▶ **SHORT PROBLEM**
Each line of the listing that contains the word "germination" is to be copied.

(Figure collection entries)
+-------+

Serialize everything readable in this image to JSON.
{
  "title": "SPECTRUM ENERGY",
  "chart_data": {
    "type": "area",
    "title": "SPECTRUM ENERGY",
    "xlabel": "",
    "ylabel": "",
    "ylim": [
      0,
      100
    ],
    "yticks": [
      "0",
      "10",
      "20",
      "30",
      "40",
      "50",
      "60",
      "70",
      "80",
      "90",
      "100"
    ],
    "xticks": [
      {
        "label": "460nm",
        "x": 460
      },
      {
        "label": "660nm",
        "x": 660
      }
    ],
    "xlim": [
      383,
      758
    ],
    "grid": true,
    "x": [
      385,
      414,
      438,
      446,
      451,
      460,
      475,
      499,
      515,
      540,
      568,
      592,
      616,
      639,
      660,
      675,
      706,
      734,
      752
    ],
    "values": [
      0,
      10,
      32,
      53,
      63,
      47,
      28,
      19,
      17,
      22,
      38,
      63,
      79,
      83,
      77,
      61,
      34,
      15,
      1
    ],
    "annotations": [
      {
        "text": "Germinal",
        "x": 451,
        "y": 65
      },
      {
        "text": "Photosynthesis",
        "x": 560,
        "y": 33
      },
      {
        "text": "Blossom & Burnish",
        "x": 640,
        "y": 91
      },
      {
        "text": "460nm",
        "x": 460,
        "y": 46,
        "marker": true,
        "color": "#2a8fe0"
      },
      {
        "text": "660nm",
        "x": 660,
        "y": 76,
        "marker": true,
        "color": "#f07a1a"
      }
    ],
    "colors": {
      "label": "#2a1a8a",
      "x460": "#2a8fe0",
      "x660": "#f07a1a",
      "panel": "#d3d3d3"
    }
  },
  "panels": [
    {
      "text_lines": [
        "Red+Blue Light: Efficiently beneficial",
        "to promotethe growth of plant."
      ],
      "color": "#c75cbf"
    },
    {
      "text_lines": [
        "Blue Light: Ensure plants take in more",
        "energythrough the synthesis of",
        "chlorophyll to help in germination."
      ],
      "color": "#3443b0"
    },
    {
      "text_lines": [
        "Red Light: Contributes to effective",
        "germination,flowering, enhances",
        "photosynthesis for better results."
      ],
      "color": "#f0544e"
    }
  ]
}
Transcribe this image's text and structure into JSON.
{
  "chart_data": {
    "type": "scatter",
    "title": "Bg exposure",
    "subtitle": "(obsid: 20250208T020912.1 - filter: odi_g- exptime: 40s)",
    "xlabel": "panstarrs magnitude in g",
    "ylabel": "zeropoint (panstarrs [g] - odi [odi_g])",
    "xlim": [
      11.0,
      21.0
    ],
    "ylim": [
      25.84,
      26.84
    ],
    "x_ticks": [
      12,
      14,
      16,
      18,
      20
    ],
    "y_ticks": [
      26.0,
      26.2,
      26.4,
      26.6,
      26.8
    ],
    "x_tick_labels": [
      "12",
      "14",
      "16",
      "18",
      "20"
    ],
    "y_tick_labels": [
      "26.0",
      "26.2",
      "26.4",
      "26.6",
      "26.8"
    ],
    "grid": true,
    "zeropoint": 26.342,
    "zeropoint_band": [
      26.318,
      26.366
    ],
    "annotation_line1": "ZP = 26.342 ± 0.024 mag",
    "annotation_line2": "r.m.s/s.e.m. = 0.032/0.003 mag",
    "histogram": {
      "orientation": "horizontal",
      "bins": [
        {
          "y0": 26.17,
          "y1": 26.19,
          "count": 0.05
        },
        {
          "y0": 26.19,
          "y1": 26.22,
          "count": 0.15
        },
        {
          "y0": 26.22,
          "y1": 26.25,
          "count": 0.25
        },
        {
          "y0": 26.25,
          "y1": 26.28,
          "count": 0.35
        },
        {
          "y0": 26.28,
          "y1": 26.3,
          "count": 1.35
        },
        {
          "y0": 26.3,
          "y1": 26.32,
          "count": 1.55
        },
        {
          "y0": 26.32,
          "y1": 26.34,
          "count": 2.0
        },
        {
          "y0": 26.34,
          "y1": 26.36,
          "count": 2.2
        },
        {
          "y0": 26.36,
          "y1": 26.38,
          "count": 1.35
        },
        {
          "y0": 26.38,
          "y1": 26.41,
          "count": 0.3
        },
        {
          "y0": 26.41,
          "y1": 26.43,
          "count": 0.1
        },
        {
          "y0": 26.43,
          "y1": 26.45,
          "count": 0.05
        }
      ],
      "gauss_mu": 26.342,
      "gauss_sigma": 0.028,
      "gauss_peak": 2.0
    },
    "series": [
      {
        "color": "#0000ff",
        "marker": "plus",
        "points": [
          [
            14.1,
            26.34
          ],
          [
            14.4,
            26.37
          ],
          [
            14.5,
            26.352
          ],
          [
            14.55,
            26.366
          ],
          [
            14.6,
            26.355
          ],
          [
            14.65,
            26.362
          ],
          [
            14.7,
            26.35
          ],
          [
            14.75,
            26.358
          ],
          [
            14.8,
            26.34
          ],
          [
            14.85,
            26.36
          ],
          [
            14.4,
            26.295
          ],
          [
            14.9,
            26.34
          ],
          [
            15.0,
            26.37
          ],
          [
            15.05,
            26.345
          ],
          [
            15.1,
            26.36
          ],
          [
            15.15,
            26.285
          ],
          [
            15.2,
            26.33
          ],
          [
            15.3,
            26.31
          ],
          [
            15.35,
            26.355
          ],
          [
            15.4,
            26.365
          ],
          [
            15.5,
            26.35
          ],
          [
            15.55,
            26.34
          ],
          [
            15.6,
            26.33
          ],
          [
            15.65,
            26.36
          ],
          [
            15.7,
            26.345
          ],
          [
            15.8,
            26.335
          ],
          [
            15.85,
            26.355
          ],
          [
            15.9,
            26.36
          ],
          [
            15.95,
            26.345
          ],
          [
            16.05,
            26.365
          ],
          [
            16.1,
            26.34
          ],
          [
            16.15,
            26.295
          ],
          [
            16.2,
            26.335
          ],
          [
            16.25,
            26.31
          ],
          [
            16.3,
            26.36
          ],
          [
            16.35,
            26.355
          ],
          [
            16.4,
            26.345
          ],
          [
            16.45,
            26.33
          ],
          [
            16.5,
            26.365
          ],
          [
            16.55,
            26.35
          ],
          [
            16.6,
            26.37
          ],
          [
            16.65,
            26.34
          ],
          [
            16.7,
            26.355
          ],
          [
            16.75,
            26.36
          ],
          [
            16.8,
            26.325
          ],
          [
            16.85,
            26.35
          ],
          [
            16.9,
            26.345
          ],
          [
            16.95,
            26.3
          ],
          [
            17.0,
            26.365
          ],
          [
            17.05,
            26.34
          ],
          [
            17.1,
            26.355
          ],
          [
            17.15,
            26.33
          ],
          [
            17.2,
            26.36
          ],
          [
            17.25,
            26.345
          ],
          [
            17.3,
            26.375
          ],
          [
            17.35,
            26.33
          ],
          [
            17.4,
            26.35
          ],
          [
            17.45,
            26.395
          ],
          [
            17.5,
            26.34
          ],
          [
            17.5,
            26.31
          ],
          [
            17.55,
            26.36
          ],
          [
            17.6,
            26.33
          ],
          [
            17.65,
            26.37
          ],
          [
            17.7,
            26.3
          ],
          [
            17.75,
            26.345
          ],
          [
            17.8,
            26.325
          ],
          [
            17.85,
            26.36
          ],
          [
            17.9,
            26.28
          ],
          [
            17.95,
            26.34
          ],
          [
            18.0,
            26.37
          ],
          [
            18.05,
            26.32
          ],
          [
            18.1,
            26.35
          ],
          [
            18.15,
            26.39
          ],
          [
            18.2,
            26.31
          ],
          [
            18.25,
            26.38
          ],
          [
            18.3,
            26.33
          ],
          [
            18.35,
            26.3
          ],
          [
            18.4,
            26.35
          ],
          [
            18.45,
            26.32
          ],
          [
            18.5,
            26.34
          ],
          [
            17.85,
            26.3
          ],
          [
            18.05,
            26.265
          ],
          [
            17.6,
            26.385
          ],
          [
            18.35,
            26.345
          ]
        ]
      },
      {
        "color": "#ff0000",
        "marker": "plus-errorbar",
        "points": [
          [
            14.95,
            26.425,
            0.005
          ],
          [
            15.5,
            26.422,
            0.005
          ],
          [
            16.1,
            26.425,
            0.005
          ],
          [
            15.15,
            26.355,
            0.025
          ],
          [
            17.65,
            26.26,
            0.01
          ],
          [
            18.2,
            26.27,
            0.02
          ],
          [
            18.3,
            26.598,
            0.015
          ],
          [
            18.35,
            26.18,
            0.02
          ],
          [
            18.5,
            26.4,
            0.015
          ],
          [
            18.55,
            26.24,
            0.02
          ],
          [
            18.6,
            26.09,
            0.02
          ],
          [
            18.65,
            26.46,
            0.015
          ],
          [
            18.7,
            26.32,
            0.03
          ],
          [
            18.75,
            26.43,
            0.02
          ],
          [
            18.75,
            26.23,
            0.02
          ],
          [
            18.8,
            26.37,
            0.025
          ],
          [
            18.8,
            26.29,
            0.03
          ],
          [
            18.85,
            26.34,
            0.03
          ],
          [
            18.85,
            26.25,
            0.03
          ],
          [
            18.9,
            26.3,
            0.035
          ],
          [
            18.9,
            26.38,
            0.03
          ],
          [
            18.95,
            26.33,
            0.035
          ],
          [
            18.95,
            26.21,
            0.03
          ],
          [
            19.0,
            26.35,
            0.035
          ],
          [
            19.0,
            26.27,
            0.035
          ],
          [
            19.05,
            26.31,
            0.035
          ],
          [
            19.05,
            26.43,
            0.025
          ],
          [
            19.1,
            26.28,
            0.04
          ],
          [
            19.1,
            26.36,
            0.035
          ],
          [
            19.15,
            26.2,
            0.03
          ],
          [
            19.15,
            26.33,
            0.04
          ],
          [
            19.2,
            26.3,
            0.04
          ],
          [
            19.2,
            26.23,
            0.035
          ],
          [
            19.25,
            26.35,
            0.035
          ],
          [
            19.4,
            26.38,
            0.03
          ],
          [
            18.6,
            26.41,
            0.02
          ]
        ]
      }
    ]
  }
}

+-------+

▶ **ANSWER IN FULL**
        "chlorophyll to help in germination."
        "germination,flowering, enhances",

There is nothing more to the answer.